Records
# # #

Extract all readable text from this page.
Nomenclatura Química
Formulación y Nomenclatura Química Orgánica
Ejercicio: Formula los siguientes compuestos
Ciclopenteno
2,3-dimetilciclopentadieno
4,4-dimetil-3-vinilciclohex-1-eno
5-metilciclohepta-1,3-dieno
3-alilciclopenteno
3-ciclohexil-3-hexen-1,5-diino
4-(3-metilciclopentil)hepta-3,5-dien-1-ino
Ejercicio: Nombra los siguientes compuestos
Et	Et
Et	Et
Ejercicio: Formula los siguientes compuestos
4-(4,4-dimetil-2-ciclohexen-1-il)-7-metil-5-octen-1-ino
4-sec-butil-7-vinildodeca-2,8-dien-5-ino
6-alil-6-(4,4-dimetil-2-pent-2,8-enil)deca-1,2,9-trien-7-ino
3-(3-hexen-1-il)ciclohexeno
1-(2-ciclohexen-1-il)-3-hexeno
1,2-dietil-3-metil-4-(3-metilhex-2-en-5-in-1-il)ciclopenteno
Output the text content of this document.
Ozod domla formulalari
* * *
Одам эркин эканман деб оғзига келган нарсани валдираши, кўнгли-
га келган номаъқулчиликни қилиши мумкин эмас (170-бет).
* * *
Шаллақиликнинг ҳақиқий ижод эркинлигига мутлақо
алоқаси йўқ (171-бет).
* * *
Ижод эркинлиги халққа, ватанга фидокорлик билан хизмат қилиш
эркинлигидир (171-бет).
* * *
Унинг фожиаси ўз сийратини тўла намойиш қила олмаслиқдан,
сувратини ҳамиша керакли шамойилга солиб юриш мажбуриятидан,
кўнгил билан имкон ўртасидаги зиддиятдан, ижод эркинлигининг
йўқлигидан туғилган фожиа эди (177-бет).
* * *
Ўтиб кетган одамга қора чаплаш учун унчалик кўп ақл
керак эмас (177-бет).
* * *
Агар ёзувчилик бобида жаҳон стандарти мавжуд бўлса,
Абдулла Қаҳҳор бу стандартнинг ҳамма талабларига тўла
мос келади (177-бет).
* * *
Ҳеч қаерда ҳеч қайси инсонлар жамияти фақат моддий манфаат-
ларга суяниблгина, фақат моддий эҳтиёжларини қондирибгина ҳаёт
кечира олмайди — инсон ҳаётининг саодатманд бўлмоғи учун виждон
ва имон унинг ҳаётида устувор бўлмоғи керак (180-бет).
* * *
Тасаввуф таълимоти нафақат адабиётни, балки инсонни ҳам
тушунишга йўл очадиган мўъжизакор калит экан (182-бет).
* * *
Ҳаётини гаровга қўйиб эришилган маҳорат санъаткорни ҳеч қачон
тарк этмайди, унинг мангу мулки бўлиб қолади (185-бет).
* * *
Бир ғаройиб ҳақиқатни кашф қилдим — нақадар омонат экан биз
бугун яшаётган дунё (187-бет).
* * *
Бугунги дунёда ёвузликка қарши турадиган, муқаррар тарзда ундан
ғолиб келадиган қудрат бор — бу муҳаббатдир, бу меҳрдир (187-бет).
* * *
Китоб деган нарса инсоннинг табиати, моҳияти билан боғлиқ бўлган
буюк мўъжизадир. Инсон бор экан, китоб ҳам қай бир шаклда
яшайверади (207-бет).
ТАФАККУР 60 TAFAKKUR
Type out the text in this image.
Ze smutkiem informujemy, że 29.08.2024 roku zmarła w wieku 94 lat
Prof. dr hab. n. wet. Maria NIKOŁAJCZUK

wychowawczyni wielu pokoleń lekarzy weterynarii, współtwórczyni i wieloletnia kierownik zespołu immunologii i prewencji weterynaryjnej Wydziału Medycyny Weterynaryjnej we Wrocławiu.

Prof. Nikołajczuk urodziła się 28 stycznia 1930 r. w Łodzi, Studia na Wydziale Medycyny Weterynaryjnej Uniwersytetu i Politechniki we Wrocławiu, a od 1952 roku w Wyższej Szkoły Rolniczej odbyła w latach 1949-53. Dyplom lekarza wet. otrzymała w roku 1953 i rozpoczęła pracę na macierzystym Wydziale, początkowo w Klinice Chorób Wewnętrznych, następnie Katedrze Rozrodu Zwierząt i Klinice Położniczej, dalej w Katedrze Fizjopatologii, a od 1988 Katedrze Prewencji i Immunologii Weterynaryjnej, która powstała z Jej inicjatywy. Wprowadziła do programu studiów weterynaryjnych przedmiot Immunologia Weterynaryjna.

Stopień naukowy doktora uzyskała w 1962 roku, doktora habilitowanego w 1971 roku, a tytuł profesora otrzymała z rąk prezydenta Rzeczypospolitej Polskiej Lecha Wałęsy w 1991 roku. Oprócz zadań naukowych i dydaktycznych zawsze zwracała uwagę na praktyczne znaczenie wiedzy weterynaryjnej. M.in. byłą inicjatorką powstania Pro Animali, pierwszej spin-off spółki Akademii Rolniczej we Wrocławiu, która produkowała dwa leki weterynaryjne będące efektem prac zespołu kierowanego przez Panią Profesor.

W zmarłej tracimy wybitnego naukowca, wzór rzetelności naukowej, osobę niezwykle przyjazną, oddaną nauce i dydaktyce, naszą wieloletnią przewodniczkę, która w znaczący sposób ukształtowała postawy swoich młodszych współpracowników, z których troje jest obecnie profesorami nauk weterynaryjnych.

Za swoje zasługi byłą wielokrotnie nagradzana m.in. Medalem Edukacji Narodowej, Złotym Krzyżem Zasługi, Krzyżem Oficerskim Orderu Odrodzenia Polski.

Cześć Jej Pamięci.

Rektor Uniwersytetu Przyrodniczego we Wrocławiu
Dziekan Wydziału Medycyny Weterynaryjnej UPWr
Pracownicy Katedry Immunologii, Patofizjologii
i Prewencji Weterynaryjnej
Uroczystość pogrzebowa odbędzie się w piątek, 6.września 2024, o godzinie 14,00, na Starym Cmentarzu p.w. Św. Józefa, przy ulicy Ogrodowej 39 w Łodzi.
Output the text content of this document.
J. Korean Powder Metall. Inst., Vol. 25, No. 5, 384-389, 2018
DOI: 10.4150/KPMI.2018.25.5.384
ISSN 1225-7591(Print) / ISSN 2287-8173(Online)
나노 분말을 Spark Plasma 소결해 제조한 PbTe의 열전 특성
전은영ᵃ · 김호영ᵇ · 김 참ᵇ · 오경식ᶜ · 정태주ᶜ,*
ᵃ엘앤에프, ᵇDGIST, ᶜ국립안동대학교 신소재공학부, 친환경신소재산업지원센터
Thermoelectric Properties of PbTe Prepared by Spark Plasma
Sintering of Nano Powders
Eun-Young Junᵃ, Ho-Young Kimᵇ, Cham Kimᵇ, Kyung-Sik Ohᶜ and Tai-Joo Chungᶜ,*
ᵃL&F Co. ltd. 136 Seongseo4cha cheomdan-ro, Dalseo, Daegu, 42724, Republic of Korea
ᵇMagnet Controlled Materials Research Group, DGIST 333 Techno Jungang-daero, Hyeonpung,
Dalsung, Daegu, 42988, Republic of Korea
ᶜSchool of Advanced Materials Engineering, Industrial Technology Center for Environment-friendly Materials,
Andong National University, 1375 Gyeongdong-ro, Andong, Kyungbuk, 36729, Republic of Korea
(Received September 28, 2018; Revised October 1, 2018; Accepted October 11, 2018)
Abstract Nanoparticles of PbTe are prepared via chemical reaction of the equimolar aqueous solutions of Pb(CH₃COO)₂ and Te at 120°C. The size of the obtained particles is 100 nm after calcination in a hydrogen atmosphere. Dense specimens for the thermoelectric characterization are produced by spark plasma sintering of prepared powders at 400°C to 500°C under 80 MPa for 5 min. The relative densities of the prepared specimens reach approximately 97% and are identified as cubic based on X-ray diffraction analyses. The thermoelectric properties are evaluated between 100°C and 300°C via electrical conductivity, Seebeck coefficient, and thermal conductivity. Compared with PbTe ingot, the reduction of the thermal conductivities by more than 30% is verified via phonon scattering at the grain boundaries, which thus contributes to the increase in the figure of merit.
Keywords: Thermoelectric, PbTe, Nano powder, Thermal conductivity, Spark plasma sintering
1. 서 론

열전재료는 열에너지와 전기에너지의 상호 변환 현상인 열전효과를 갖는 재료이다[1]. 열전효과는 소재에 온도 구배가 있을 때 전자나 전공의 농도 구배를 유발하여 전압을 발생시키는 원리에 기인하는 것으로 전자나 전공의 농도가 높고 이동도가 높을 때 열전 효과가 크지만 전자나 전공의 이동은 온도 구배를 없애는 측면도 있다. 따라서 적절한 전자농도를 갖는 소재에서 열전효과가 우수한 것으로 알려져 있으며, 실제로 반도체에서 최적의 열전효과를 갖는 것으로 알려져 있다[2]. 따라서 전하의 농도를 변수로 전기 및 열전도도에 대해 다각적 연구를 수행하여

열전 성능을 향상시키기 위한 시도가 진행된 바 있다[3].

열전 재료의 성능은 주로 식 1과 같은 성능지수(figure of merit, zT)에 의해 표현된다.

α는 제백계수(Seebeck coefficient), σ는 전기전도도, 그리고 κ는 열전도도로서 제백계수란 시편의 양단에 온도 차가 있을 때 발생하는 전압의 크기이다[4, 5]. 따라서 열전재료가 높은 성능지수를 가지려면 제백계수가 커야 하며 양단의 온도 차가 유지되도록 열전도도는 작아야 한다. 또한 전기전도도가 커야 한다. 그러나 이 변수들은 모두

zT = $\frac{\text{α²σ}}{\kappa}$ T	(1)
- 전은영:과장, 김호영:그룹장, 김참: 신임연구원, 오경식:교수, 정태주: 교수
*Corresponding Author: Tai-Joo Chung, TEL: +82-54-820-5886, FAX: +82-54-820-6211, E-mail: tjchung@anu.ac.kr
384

# # #

■ **Written request**:
Go through the material above and copy each line that has the word "моддий".

■ **Answer to this task**:
Ҳеч қаерда ҳеч қайси инсонлар жамияти фақат моддий манфаат-
ларга суяниблгина, фақат моддий эҳтиёжларини қондирибгина ҳаёт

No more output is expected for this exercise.